-- START Data to use --
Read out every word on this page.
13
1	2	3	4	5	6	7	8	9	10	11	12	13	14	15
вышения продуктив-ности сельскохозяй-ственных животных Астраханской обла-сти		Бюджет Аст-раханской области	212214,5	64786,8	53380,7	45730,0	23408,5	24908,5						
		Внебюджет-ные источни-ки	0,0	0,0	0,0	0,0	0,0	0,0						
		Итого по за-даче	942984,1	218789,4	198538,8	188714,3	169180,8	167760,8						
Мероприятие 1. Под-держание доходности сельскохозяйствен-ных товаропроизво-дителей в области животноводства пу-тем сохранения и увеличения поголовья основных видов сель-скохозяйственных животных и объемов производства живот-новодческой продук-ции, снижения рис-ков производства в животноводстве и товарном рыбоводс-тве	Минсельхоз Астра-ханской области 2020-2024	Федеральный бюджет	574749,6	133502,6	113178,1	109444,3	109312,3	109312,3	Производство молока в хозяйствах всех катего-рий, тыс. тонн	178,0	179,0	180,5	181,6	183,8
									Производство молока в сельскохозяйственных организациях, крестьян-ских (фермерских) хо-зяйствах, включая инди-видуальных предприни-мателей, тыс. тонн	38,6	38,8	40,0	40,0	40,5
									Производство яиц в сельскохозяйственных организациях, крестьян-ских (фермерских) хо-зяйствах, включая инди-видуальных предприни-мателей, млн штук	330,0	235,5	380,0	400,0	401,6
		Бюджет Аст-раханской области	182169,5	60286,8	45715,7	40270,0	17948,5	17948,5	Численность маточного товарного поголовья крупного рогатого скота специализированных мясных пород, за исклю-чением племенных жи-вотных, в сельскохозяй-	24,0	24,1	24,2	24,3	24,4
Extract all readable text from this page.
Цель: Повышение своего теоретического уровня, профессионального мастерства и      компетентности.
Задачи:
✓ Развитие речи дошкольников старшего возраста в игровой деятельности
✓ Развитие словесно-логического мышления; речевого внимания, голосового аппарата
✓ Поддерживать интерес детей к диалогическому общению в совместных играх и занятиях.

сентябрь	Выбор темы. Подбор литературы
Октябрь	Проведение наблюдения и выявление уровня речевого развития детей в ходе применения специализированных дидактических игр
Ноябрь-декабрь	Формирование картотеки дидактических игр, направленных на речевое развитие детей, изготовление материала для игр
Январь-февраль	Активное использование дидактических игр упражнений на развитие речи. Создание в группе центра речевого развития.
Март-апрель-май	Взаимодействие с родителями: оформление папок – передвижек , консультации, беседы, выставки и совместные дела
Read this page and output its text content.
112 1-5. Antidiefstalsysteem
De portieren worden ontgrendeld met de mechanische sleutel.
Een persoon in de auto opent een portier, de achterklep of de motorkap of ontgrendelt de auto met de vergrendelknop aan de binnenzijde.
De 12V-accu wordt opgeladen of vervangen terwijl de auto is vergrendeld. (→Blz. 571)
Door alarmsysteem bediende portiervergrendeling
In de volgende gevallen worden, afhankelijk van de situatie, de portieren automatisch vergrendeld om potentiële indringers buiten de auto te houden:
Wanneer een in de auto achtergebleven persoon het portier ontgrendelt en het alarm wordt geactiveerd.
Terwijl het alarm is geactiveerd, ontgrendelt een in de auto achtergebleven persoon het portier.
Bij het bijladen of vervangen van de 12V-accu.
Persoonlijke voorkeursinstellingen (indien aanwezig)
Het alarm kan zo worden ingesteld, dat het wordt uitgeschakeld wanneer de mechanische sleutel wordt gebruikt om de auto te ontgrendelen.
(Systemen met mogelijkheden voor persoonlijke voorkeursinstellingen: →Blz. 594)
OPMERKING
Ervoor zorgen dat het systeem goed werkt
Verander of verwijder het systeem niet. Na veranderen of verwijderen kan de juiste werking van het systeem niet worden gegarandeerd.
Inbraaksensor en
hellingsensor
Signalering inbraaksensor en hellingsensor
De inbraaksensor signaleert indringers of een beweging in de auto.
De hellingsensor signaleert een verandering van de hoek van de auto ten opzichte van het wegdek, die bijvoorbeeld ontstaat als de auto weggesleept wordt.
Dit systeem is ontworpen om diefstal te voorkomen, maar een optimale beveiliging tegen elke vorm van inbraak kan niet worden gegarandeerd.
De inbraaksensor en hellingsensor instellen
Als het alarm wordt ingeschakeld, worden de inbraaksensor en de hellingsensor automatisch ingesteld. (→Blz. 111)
-- END Data to use --
▸ Exercise task: Scan the entries above for the word "automatisch" and collect each line holding it.

▸ Answer:
In de volgende gevallen worden, afhankelijk van de situatie, de portieren automatisch vergrendeld om potentiële indringers buiten de auto te houden:
Als het alarm wordt ingeschakeld, worden de inbraaksensor en de hellingsensor automatisch ingesteld. (→Blz. 111)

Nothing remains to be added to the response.